** start **

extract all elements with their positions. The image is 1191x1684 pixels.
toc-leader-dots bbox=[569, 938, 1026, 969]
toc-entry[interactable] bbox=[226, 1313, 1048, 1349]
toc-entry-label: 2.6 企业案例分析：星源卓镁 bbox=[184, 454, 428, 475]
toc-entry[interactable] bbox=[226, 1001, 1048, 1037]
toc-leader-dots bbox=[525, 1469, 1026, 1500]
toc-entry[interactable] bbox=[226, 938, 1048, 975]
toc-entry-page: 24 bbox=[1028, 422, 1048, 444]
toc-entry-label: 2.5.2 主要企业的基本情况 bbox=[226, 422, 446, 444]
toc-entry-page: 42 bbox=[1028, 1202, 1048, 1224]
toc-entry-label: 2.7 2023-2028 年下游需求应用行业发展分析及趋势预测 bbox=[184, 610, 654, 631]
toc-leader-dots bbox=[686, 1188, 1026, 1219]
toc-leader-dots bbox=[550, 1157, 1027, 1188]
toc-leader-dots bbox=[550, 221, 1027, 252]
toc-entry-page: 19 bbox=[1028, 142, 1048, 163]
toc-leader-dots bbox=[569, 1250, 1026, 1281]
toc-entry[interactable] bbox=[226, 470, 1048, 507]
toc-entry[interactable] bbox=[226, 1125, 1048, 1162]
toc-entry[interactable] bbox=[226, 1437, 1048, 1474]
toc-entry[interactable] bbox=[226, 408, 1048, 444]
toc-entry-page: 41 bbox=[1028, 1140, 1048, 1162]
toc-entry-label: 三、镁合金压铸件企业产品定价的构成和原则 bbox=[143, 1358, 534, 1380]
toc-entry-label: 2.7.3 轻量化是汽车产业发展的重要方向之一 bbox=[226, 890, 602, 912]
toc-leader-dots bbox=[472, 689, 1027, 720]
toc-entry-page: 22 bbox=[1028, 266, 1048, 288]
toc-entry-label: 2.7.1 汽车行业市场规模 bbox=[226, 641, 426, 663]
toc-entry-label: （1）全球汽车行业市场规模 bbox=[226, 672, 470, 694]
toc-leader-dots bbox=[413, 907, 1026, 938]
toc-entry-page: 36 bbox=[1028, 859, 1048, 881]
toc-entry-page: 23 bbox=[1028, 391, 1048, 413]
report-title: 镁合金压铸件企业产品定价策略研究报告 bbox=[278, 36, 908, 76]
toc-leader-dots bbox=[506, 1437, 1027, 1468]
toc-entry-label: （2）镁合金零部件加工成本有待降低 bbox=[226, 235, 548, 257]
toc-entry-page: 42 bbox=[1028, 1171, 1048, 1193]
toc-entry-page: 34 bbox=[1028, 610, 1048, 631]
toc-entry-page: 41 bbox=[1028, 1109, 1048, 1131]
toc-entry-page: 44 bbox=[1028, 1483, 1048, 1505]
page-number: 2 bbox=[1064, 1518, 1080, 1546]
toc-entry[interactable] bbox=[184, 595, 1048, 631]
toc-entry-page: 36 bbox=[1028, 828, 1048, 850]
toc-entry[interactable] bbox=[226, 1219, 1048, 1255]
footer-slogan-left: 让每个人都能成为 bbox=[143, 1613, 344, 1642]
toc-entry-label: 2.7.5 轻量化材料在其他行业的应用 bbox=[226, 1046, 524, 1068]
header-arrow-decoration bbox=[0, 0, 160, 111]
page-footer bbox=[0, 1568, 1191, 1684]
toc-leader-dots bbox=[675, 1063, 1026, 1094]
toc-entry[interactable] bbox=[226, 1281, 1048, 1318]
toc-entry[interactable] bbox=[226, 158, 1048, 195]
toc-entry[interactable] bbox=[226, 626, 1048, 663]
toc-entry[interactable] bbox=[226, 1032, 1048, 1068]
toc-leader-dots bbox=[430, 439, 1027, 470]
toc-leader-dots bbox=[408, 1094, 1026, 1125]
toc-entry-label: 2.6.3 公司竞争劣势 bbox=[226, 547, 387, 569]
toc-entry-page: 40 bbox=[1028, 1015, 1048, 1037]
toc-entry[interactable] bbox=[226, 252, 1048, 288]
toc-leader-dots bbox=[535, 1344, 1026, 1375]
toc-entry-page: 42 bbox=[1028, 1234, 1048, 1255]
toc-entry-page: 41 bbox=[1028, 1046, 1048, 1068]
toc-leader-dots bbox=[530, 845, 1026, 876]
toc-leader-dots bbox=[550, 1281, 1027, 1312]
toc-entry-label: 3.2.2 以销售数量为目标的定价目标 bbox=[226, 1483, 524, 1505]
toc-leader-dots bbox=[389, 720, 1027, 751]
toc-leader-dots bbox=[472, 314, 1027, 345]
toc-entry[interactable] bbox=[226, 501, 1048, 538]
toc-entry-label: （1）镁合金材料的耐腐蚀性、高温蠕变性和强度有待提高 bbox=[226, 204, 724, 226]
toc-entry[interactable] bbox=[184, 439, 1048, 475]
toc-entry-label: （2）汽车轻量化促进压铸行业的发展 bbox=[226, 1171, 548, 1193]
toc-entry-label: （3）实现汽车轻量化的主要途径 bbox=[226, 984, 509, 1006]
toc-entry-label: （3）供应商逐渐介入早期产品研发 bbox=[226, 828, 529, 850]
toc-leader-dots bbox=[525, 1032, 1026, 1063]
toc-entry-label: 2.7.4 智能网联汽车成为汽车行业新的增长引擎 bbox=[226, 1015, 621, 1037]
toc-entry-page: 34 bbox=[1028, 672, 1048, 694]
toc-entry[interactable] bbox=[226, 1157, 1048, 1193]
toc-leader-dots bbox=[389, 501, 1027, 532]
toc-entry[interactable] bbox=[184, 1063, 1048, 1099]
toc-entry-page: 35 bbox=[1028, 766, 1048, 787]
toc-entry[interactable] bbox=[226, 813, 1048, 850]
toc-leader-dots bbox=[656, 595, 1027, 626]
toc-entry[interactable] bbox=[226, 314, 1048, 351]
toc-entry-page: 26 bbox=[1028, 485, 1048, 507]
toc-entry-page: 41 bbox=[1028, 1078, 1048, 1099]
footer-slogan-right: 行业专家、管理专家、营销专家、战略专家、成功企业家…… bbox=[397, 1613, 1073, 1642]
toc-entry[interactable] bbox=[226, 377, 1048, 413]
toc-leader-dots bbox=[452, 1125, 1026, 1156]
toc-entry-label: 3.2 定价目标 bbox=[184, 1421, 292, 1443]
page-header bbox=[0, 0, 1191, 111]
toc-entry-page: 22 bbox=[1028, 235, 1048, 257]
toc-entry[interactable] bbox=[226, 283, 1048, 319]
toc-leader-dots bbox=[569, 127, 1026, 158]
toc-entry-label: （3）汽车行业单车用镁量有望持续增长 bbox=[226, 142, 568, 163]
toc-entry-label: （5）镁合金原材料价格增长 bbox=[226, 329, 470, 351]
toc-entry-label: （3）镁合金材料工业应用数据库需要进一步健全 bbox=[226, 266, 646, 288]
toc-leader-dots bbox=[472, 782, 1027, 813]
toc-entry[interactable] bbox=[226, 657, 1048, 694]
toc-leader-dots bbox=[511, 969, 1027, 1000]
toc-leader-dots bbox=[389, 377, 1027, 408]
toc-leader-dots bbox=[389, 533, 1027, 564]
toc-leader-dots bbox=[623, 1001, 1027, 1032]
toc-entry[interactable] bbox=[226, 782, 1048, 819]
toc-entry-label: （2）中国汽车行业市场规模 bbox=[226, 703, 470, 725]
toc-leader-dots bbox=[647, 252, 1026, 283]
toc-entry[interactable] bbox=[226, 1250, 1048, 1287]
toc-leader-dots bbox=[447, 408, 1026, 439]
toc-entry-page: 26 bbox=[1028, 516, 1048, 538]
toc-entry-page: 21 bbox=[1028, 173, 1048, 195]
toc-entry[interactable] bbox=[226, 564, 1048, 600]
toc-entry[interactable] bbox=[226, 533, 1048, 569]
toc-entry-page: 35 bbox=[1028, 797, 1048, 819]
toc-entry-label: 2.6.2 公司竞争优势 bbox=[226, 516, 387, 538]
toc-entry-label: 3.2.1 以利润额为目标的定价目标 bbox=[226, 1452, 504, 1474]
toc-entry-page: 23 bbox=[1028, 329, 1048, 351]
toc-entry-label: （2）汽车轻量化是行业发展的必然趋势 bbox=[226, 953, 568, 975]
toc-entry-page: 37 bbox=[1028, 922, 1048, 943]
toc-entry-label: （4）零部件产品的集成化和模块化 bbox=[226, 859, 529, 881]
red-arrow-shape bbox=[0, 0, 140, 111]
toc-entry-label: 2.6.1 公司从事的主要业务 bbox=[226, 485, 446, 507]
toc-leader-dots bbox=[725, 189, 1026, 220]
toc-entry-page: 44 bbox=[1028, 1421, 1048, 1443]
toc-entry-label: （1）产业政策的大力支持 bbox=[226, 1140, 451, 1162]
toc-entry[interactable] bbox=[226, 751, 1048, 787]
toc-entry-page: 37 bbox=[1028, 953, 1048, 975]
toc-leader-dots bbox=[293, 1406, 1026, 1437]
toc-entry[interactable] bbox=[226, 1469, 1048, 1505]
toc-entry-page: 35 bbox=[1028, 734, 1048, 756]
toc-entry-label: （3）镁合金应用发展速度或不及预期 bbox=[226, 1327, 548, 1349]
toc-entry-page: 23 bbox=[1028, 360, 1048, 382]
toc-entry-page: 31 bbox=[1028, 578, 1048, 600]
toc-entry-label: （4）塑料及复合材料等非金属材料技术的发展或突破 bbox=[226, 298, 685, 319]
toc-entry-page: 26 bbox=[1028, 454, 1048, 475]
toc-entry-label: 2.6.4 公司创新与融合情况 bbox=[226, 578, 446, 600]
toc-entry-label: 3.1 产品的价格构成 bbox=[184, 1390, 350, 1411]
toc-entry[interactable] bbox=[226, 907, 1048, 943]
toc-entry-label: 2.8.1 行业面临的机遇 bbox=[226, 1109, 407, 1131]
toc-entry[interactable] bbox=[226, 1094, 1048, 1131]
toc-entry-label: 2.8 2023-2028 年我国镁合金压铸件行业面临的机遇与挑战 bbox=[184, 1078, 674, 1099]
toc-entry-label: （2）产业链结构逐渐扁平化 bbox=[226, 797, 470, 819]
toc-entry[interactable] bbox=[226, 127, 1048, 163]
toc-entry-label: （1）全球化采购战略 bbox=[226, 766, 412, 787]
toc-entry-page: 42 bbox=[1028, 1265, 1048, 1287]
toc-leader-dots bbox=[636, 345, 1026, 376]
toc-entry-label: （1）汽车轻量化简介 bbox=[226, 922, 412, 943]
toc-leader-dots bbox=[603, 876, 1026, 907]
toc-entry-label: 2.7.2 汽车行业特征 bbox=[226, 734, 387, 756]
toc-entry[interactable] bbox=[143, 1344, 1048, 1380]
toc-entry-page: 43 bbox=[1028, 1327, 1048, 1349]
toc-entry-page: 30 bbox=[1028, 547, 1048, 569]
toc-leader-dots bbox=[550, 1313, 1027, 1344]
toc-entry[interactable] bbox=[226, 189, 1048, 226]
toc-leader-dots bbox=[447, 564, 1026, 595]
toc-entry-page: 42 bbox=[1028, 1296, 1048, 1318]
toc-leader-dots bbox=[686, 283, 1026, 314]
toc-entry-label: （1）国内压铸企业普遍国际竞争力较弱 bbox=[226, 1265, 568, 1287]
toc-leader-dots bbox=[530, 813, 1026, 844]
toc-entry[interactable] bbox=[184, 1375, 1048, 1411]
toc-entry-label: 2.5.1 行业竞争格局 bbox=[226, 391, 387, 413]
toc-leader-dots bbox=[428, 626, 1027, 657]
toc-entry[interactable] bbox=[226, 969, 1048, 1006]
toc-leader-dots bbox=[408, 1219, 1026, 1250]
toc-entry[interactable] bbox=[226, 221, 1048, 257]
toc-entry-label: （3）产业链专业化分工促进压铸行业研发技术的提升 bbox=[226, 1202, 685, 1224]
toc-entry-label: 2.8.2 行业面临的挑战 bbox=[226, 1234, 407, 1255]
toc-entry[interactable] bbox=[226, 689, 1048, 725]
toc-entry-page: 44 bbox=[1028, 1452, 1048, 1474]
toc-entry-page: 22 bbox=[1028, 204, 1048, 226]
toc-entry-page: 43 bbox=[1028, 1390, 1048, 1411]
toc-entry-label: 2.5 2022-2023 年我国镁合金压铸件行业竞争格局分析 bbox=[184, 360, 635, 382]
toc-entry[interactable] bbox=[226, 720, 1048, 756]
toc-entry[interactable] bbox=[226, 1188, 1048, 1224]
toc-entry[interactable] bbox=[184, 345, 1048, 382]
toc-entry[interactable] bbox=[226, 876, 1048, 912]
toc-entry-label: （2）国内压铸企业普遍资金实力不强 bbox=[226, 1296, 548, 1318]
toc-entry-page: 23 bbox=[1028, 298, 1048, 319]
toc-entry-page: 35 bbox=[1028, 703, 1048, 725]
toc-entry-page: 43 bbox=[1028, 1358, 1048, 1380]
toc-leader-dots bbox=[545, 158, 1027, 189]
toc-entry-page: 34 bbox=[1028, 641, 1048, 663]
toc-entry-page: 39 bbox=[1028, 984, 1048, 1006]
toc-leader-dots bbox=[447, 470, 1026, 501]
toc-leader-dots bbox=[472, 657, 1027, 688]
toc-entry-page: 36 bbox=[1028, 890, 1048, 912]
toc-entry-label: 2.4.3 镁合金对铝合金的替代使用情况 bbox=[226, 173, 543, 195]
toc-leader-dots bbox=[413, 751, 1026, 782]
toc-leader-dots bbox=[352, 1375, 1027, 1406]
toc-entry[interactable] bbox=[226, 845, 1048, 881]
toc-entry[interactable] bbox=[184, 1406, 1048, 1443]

** end **

WRITTEN REQUEST –
Rewrite the stretch of the listing from its start through the line containing "toc-entry-label: 2.7.5 轻量化材料在其他行业的应用", replacing "interactable" with "clickable" and leaving everything else unchanged.

THE REPLY –
extract all elements with their positions. The image is 1191x1684 pixels.
toc-leader-dots bbox=[569, 938, 1026, 969]
toc-entry[clickable] bbox=[226, 1313, 1048, 1349]
toc-entry-label: 2.6 企业案例分析：星源卓镁 bbox=[184, 454, 428, 475]
toc-entry[clickable] bbox=[226, 1001, 1048, 1037]
toc-leader-dots bbox=[525, 1469, 1026, 1500]
toc-entry[clickable] bbox=[226, 938, 1048, 975]
toc-entry-page: 24 bbox=[1028, 422, 1048, 444]
toc-entry-label: 2.5.2 主要企业的基本情况 bbox=[226, 422, 446, 444]
toc-entry-page: 42 bbox=[1028, 1202, 1048, 1224]
toc-entry-label: 2.7 2023-2028 年下游需求应用行业发展分析及趋势预测 bbox=[184, 610, 654, 631]
toc-leader-dots bbox=[686, 1188, 1026, 1219]
toc-leader-dots bbox=[550, 1157, 1027, 1188]
toc-leader-dots bbox=[550, 221, 1027, 252]
toc-entry-page: 19 bbox=[1028, 142, 1048, 163]
toc-leader-dots bbox=[569, 1250, 1026, 1281]
toc-entry[clickable] bbox=[226, 470, 1048, 507]
toc-entry[clickable] bbox=[226, 1125, 1048, 1162]
toc-entry[clickable] bbox=[226, 1437, 1048, 1474]
toc-entry[clickable] bbox=[226, 408, 1048, 444]
toc-entry-page: 41 bbox=[1028, 1140, 1048, 1162]
toc-entry-label: 三、镁合金压铸件企业产品定价的构成和原则 bbox=[143, 1358, 534, 1380]
toc-entry-label: 2.7.3 轻量化是汽车产业发展的重要方向之一 bbox=[226, 890, 602, 912]
toc-leader-dots bbox=[472, 689, 1027, 720]
toc-entry-page: 22 bbox=[1028, 266, 1048, 288]
toc-entry-label: 2.7.1 汽车行业市场规模 bbox=[226, 641, 426, 663]
toc-entry-label: （1）全球汽车行业市场规模 bbox=[226, 672, 470, 694]
toc-leader-dots bbox=[413, 907, 1026, 938]
toc-entry-page: 36 bbox=[1028, 859, 1048, 881]
toc-entry-page: 23 bbox=[1028, 391, 1048, 413]
report-title: 镁合金压铸件企业产品定价策略研究报告 bbox=[278, 36, 908, 76]
toc-leader-dots bbox=[506, 1437, 1027, 1468]
toc-entry-label: （2）镁合金零部件加工成本有待降低 bbox=[226, 235, 548, 257]
toc-entry-page: 42 bbox=[1028, 1171, 1048, 1193]
toc-entry-page: 34 bbox=[1028, 610, 1048, 631]
toc-entry-page: 41 bbox=[1028, 1109, 1048, 1131]
toc-entry-page: 44 bbox=[1028, 1483, 1048, 1505]
page-number: 2 bbox=[1064, 1518, 1080, 1546]
toc-entry[clickable] bbox=[184, 595, 1048, 631]
toc-entry-page: 36 bbox=[1028, 828, 1048, 850]
toc-entry[clickable] bbox=[226, 1219, 1048, 1255]
footer-slogan-left: 让每个人都能成为 bbox=[143, 1613, 344, 1642]
toc-entry-label: 2.7.5 轻量化材料在其他行业的应用 bbox=[226, 1046, 524, 1068]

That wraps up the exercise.